Copy every line in which the string "Eiland" occurs.

(Extracted data entries)

--

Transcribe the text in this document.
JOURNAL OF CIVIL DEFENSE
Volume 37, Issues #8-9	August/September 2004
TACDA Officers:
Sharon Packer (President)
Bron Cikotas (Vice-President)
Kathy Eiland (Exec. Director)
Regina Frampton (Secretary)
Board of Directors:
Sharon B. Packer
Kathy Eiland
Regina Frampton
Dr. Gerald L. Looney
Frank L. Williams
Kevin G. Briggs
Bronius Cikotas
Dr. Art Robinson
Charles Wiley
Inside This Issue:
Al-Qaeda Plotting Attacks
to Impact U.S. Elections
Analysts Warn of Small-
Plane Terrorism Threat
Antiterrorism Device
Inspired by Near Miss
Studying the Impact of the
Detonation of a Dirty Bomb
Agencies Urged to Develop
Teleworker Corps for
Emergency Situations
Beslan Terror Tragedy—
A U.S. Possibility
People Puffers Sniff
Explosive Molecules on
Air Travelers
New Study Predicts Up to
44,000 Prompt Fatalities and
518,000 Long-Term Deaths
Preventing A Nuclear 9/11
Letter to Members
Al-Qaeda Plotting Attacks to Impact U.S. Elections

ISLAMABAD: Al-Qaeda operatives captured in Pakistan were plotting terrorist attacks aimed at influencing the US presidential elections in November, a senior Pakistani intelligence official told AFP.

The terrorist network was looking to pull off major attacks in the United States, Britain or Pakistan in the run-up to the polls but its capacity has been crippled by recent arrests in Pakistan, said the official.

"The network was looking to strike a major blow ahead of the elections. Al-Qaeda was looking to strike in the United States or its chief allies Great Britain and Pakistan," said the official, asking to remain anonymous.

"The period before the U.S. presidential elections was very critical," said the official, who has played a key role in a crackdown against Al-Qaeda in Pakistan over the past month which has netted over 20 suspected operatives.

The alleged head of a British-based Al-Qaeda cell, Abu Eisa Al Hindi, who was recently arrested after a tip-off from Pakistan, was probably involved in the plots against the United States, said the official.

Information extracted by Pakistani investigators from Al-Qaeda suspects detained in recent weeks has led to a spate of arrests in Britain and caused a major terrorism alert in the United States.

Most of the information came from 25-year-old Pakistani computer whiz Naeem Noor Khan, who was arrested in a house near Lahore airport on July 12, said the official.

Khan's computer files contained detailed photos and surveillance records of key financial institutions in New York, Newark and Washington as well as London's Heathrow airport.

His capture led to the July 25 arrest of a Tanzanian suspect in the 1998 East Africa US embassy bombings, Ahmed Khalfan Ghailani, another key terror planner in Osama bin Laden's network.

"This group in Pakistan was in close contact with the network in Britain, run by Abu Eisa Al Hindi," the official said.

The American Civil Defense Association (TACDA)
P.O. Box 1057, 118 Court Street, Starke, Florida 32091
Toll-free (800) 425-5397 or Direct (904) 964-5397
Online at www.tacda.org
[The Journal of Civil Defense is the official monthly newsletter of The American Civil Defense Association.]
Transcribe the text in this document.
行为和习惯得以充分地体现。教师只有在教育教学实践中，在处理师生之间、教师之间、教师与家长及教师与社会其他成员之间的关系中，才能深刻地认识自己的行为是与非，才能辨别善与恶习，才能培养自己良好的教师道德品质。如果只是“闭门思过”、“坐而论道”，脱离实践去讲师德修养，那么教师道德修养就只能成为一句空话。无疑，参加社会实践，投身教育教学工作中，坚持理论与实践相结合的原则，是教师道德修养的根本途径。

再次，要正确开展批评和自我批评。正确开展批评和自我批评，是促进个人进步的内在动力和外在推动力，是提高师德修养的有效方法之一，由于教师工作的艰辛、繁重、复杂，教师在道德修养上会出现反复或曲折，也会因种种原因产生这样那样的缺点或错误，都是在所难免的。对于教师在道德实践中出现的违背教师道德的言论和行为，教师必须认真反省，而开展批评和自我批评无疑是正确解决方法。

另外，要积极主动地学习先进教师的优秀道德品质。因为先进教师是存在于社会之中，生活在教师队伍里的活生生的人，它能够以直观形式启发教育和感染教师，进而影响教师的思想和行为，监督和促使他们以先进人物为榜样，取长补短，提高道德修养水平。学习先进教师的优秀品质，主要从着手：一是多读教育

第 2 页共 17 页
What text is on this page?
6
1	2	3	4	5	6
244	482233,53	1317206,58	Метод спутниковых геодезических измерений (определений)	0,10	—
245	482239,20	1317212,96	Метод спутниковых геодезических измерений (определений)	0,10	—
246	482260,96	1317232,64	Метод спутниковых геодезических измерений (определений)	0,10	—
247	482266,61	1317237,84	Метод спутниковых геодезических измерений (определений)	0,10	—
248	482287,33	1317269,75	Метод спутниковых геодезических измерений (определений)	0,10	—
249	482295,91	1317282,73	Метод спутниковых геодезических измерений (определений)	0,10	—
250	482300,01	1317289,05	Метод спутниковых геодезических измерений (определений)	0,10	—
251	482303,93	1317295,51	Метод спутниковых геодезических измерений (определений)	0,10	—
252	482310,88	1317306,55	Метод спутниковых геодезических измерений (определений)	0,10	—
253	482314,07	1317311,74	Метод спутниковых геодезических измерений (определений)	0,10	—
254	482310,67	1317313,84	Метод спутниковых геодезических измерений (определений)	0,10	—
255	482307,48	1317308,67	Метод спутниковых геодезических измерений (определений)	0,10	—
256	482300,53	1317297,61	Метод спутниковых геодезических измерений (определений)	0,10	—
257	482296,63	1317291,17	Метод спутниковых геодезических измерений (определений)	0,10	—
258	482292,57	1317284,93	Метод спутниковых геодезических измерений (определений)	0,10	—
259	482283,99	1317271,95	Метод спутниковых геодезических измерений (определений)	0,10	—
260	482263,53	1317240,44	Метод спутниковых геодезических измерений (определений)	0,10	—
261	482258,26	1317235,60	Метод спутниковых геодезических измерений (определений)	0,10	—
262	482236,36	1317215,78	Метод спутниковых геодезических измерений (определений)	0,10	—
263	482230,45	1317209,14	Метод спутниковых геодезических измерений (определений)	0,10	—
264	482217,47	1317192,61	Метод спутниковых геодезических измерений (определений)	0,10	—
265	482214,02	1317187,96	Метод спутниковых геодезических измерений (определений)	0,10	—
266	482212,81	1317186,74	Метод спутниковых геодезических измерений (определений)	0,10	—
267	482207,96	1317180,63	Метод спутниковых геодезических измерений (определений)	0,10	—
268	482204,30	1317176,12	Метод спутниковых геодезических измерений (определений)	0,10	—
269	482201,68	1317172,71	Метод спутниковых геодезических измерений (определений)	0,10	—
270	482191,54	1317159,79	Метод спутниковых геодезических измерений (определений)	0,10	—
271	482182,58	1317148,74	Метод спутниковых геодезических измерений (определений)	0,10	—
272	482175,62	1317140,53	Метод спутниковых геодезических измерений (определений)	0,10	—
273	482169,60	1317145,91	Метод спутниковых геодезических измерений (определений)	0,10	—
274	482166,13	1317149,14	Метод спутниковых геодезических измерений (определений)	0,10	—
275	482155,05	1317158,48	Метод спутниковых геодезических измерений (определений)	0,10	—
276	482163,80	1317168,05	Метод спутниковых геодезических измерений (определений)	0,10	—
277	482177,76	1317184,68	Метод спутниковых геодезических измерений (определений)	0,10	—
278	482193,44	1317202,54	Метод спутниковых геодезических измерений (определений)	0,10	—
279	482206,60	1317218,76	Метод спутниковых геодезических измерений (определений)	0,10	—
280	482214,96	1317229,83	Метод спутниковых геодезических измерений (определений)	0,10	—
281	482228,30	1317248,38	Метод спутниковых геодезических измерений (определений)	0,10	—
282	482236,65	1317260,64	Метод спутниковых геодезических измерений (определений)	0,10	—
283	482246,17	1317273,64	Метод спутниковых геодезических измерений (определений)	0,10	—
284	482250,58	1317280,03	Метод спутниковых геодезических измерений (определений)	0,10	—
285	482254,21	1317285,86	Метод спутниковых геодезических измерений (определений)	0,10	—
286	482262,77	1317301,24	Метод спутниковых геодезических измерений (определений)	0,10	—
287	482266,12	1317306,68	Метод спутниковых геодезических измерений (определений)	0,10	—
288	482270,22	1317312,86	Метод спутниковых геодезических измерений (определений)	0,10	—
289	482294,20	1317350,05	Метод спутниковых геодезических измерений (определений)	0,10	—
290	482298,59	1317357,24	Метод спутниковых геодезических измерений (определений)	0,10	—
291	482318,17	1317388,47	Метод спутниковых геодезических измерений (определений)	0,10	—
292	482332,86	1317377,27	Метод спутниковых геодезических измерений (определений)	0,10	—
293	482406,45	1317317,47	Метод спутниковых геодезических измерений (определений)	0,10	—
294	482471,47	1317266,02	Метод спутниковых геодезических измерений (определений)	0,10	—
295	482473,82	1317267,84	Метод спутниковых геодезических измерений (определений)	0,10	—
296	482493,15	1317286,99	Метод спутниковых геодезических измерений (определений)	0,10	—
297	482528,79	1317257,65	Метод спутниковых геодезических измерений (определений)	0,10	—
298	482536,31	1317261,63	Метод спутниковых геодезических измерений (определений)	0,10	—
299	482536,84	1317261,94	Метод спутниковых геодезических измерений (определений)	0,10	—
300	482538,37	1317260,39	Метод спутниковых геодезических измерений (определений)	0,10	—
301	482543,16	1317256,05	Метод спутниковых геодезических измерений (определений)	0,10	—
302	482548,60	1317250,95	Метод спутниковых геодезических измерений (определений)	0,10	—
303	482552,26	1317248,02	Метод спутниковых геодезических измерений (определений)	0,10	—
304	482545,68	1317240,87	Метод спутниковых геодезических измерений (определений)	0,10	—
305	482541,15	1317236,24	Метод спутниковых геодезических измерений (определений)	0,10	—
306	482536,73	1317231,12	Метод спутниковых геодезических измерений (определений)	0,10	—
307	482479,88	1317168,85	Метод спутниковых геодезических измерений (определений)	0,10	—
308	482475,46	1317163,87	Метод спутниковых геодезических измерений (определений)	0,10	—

--

## Full response
Kathy Eiland (Exec. Director)
Kathy Eiland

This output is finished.